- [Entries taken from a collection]
-*-*-

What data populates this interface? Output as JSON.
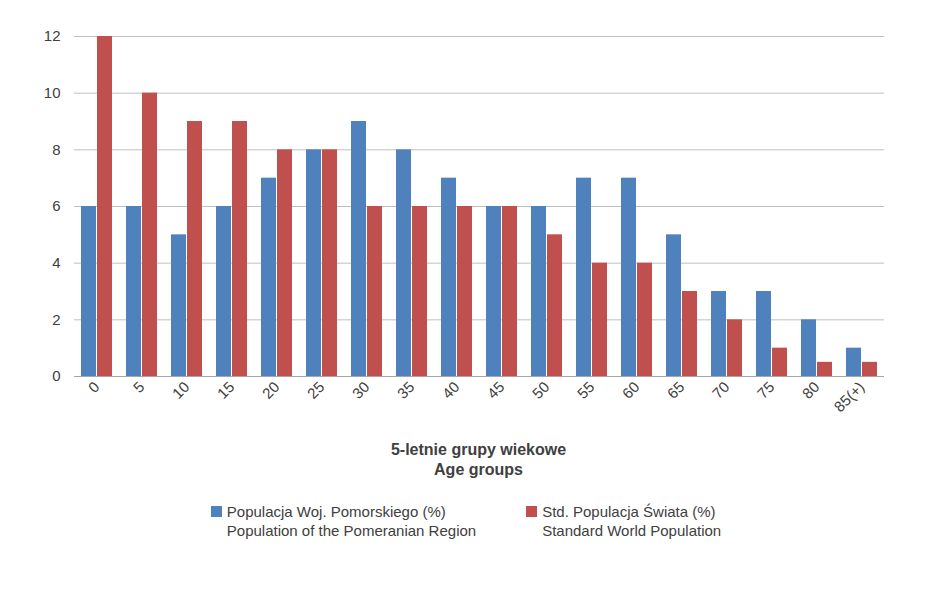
{
  "chart_data": {
    "type": "bar",
    "x_label": "5-letnie grupy wiekowe\nAge groups",
    "categories": [
      "0",
      "5",
      "10",
      "15",
      "20",
      "25",
      "30",
      "35",
      "40",
      "45",
      "50",
      "55",
      "60",
      "65",
      "70",
      "75",
      "80",
      "85(+)"
    ],
    "series": [
      {
        "name": "Populacja Woj. Pomorskiego (%)\nPopulation of the Pomeranian Region",
        "color": "#4f81bd",
        "values": [
          6,
          6,
          5,
          6,
          7,
          8,
          9,
          8,
          7,
          6,
          6,
          7,
          7,
          5,
          3,
          3,
          2,
          1
        ]
      },
      {
        "name": "Std. Populacja Świata (%)\nStandard World Population",
        "color": "#c0504d",
        "values": [
          12,
          10,
          9,
          9,
          8,
          8,
          6,
          6,
          6,
          6,
          5,
          4,
          4,
          3,
          2,
          1,
          0.5,
          0.5
        ]
      }
    ],
    "ylim": [
      0,
      12
    ],
    "yticks": [
      0,
      2,
      4,
      6,
      8,
      10,
      12
    ],
    "grid": true,
    "legend": "bottom"
  }
}
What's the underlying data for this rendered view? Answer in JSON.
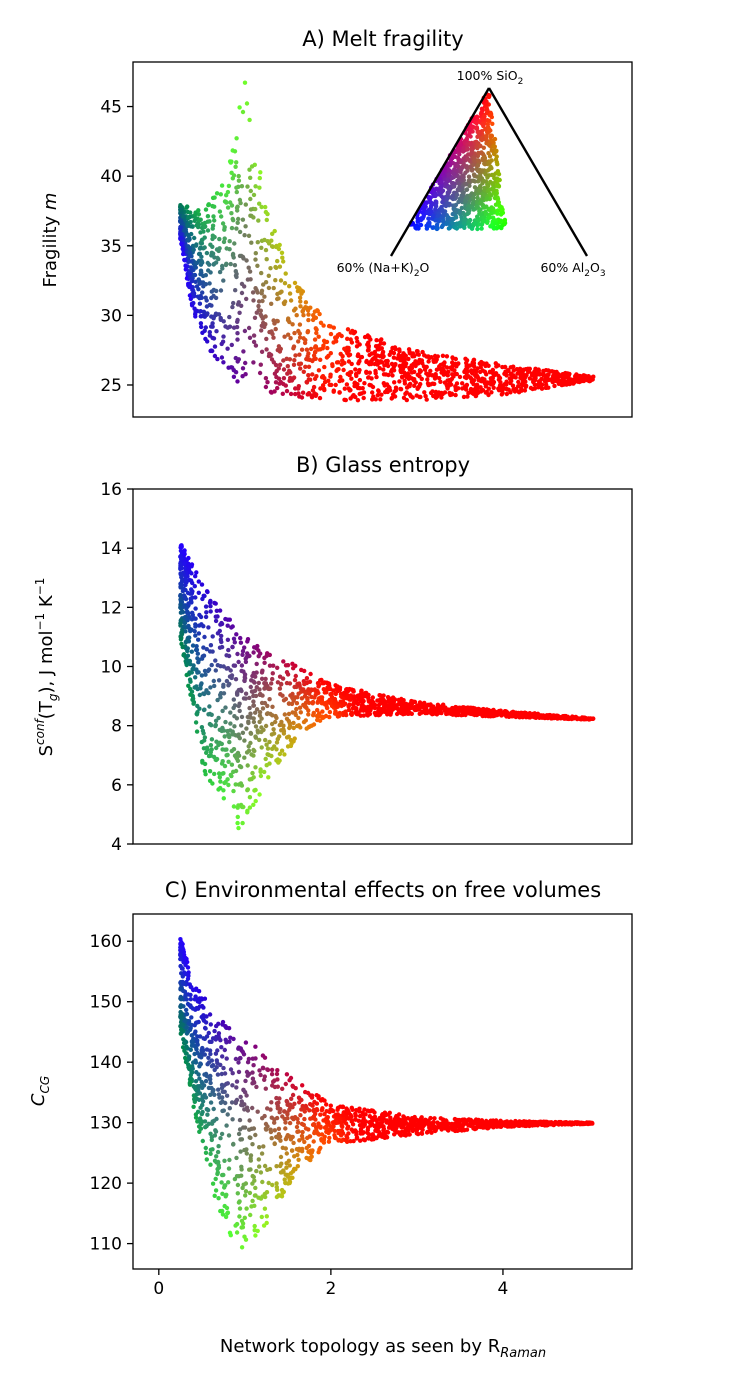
{
  "figure": {
    "xlabel": "Network topology as seen by R",
    "xlabel_sub": "Raman",
    "shared_x_ticks": [
      "0",
      "2",
      "4"
    ]
  },
  "colors": {
    "silica_rich": "#ff0000",
    "alkali_rich": "#0000ff",
    "alumina_rich": "#00ff66",
    "axes": "#000000"
  },
  "chart_data": [
    {
      "type": "scatter",
      "title": "A) Melt fragility",
      "ylabel": "Fragility m",
      "ylabel_prefix": "Fragility ",
      "ylabel_var": "m",
      "xlim": [
        -0.3,
        5.5
      ],
      "ylim": [
        22.7,
        48.2
      ],
      "x_ticks": [
        0,
        2,
        4
      ],
      "y_ticks": [
        "25",
        "30",
        "35",
        "40",
        "45"
      ],
      "y_tick_values": [
        25,
        30,
        35,
        40,
        45
      ],
      "points_note_x_range": [
        0.25,
        5.05
      ],
      "envelope": {
        "lower": [
          [
            0.25,
            35.5
          ],
          [
            0.4,
            30
          ],
          [
            0.6,
            27.2
          ],
          [
            0.9,
            25.2
          ],
          [
            1.3,
            24.3
          ],
          [
            2,
            23.9
          ],
          [
            3,
            23.9
          ],
          [
            4,
            24.3
          ],
          [
            5.05,
            25.3
          ]
        ],
        "upper": [
          [
            0.25,
            38
          ],
          [
            0.5,
            37.5
          ],
          [
            0.8,
            40.5
          ],
          [
            1,
            47
          ],
          [
            1.2,
            40
          ],
          [
            1.5,
            33
          ],
          [
            2,
            29.5
          ],
          [
            3,
            27.5
          ],
          [
            4,
            26.5
          ],
          [
            5.05,
            25.6
          ]
        ]
      },
      "inset_ternary": {
        "labels": {
          "top": "100% SiO",
          "top_sub": "2",
          "left": "60% (Na+K)",
          "left_sub": "2",
          "left_tail": "O",
          "right": "60% Al",
          "right_sub1": "2",
          "right_mid": "O",
          "right_sub2": "3"
        }
      }
    },
    {
      "type": "scatter",
      "title": "B) Glass entropy",
      "ylabel_main": "S",
      "ylabel_sup": "conf",
      "ylabel_mid": "(T",
      "ylabel_sub": "g",
      "ylabel_rest": "), J mol",
      "ylabel_sup2": "−1",
      "ylabel_k": " K",
      "ylabel_sup3": "−1",
      "xlim": [
        -0.3,
        5.5
      ],
      "ylim": [
        4,
        16
      ],
      "y_ticks": [
        "4",
        "6",
        "8",
        "10",
        "12",
        "14",
        "16"
      ],
      "y_tick_values": [
        4,
        6,
        8,
        10,
        12,
        14,
        16
      ],
      "envelope": {
        "lower": [
          [
            0.25,
            11
          ],
          [
            0.5,
            6.5
          ],
          [
            0.8,
            5.2
          ],
          [
            0.97,
            4.3
          ],
          [
            1.2,
            5.8
          ],
          [
            1.6,
            7.6
          ],
          [
            2,
            8.3
          ],
          [
            3,
            8.4
          ],
          [
            4,
            8.3
          ],
          [
            5.05,
            8.2
          ]
        ],
        "upper": [
          [
            0.25,
            14.2
          ],
          [
            0.45,
            13.1
          ],
          [
            0.7,
            12
          ],
          [
            1,
            11
          ],
          [
            1.5,
            10.2
          ],
          [
            2,
            9.4
          ],
          [
            3,
            8.8
          ],
          [
            4,
            8.5
          ],
          [
            5.05,
            8.25
          ]
        ]
      }
    },
    {
      "type": "scatter",
      "title": "C) Environmental effects on free volumes",
      "ylabel_main": "C",
      "ylabel_sub": "CG",
      "xlim": [
        -0.3,
        5.5
      ],
      "ylim": [
        105.8,
        164.5
      ],
      "y_ticks": [
        "110",
        "120",
        "130",
        "140",
        "150",
        "160"
      ],
      "y_tick_values": [
        110,
        120,
        130,
        140,
        150,
        160
      ],
      "envelope": {
        "lower": [
          [
            0.25,
            145
          ],
          [
            0.5,
            125
          ],
          [
            0.7,
            115
          ],
          [
            0.95,
            108.3
          ],
          [
            1.2,
            112
          ],
          [
            1.6,
            122
          ],
          [
            2,
            126.5
          ],
          [
            3,
            128
          ],
          [
            4,
            129.3
          ],
          [
            5.05,
            129.8
          ]
        ],
        "upper": [
          [
            0.25,
            161
          ],
          [
            0.4,
            153
          ],
          [
            0.8,
            146
          ],
          [
            1.2,
            142
          ],
          [
            1.6,
            137
          ],
          [
            2,
            133
          ],
          [
            3,
            131
          ],
          [
            4,
            130.3
          ],
          [
            5.05,
            130
          ]
        ]
      }
    }
  ]
}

-*-*-

- [Your instructions]
Output all of the data exactly as it stands, minus any images.

- [Worked solution]
What data populates this interface? Output as JSON.
{
  "chart_data": {
    "type": "bar",
    "x_label": "5-letnie grupy wiekowe\nAge groups",
    "categories": [
      "0",
      "5",
      "10",
      "15",
      "20",
      "25",
      "30",
      "35",
      "40",
      "45",
      "50",
      "55",
      "60",
      "65",
      "70",
      "75",
      "80",
      "85(+)"
    ],
    "series": [
      {
        "name": "Populacja Woj. Pomorskiego (%)\nPopulation of the Pomeranian Region",
        "color": "#4f81bd",
        "values": [
          6,
          6,
          5,
          6,
          7,
          8,
          9,
          8,
          7,
          6,
          6,
          7,
          7,
          5,
          3,
          3,
          2,
          1
        ]
      },
      {
        "name": "Std. Populacja Świata (%)\nStandard World Population",
        "color": "#c0504d",
        "values": [
          12,
          10,
          9,
          9,
          8,
          8,
          6,
          6,
          6,
          6,
          5,
          4,
          4,
          3,
          2,
          1,
          0.5,
          0.5
        ]
      }
    ],
    "ylim": [
      0,
      12
    ],
    "yticks": [
      0,
      2,
      4,
      6,
      8,
      10,
      12
    ],
    "grid": true,
    "legend": "bottom"
  }
}
What's the underlying data for this rendered view? Answer in JSON.
{
  "figure": {
    "xlabel": "Network topology as seen by R",
    "xlabel_sub": "Raman",
    "shared_x_ticks": [
      "0",
      "2",
      "4"
    ]
  },
  "colors": {
    "silica_rich": "#ff0000",
    "alkali_rich": "#0000ff",
    "alumina_rich": "#00ff66",
    "axes": "#000000"
  },
  "chart_data": [
    {
      "type": "scatter",
      "title": "A) Melt fragility",
      "ylabel": "Fragility m",
      "ylabel_prefix": "Fragility ",
      "ylabel_var": "m",
      "xlim": [
        -0.3,
        5.5
      ],
      "ylim": [
        22.7,
        48.2
      ],
      "x_ticks": [
        0,
        2,
        4
      ],
      "y_ticks": [
        "25",
        "30",
        "35",
        "40",
        "45"
      ],
      "y_tick_values": [
        25,
        30,
        35,
        40,
        45
      ],
      "points_note_x_range": [
        0.25,
        5.05
      ],
      "envelope": {
        "lower": [
          [
            0.25,
            35.5
          ],
          [
            0.4,
            30
          ],
          [
            0.6,
            27.2
          ],
          [
            0.9,
            25.2
          ],
          [
            1.3,
            24.3
          ],
          [
            2,
            23.9
          ],
          [
            3,
            23.9
          ],
          [
            4,
            24.3
          ],
          [
            5.05,
            25.3
          ]
        ],
        "upper": [
          [
            0.25,
            38
          ],
          [
            0.5,
            37.5
          ],
          [
            0.8,
            40.5
          ],
          [
            1,
            47
          ],
          [
            1.2,
            40
          ],
          [
            1.5,
            33
          ],
          [
            2,
            29.5
          ],
          [
            3,
            27.5
          ],
          [
            4,
            26.5
          ],
          [
            5.05,
            25.6
          ]
        ]
      },
      "inset_ternary": {
        "labels": {
          "top": "100% SiO",
          "top_sub": "2",
          "left": "60% (Na+K)",
          "left_sub": "2",
          "left_tail": "O",
          "right": "60% Al",
          "right_sub1": "2",
          "right_mid": "O",
          "right_sub2": "3"
        }
      }
    },
    {
      "type": "scatter",
      "title": "B) Glass entropy",
      "ylabel_main": "S",
      "ylabel_sup": "conf",
      "ylabel_mid": "(T",
      "ylabel_sub": "g",
      "ylabel_rest": "), J mol",
      "ylabel_sup2": "−1",
      "ylabel_k": " K",
      "ylabel_sup3": "−1",
      "xlim": [
        -0.3,
        5.5
      ],
      "ylim": [
        4,
        16
      ],
      "y_ticks": [
        "4",
        "6",
        "8",
        "10",
        "12",
        "14",
        "16"
      ],
      "y_tick_values": [
        4,
        6,
        8,
        10,
        12,
        14,
        16
      ],
      "envelope": {
        "lower": [
          [
            0.25,
            11
          ],
          [
            0.5,
            6.5
          ],
          [
            0.8,
            5.2
          ],
          [
            0.97,
            4.3
          ],
          [
            1.2,
            5.8
          ],
          [
            1.6,
            7.6
          ],
          [
            2,
            8.3
          ],
          [
            3,
            8.4
          ],
          [
            4,
            8.3
          ],
          [
            5.05,
            8.2
          ]
        ],
        "upper": [
          [
            0.25,
            14.2
          ],
          [
            0.45,
            13.1
          ],
          [
            0.7,
            12
          ],
          [
            1,
            11
          ],
          [
            1.5,
            10.2
          ],
          [
            2,
            9.4
          ],
          [
            3,
            8.8
          ],
          [
            4,
            8.5
          ],
          [
            5.05,
            8.25
          ]
        ]
      }
    },
    {
      "type": "scatter",
      "title": "C) Environmental effects on free volumes",
      "ylabel_main": "C",
      "ylabel_sub": "CG",
      "xlim": [
        -0.3,
        5.5
      ],
      "ylim": [
        105.8,
        164.5
      ],
      "y_ticks": [
        "110",
        "120",
        "130",
        "140",
        "150",
        "160"
      ],
      "y_tick_values": [
        110,
        120,
        130,
        140,
        150,
        160
      ],
      "envelope": {
        "lower": [
          [
            0.25,
            145
          ],
          [
            0.5,
            125
          ],
          [
            0.7,
            115
          ],
          [
            0.95,
            108.3
          ],
          [
            1.2,
            112
          ],
          [
            1.6,
            122
          ],
          [
            2,
            126.5
          ],
          [
            3,
            128
          ],
          [
            4,
            129.3
          ],
          [
            5.05,
            129.8
          ]
        ],
        "upper": [
          [
            0.25,
            161
          ],
          [
            0.4,
            153
          ],
          [
            0.8,
            146
          ],
          [
            1.2,
            142
          ],
          [
            1.6,
            137
          ],
          [
            2,
            133
          ],
          [
            3,
            131
          ],
          [
            4,
            130.3
          ],
          [
            5.05,
            130
          ]
        ]
      }
    }
  ]
}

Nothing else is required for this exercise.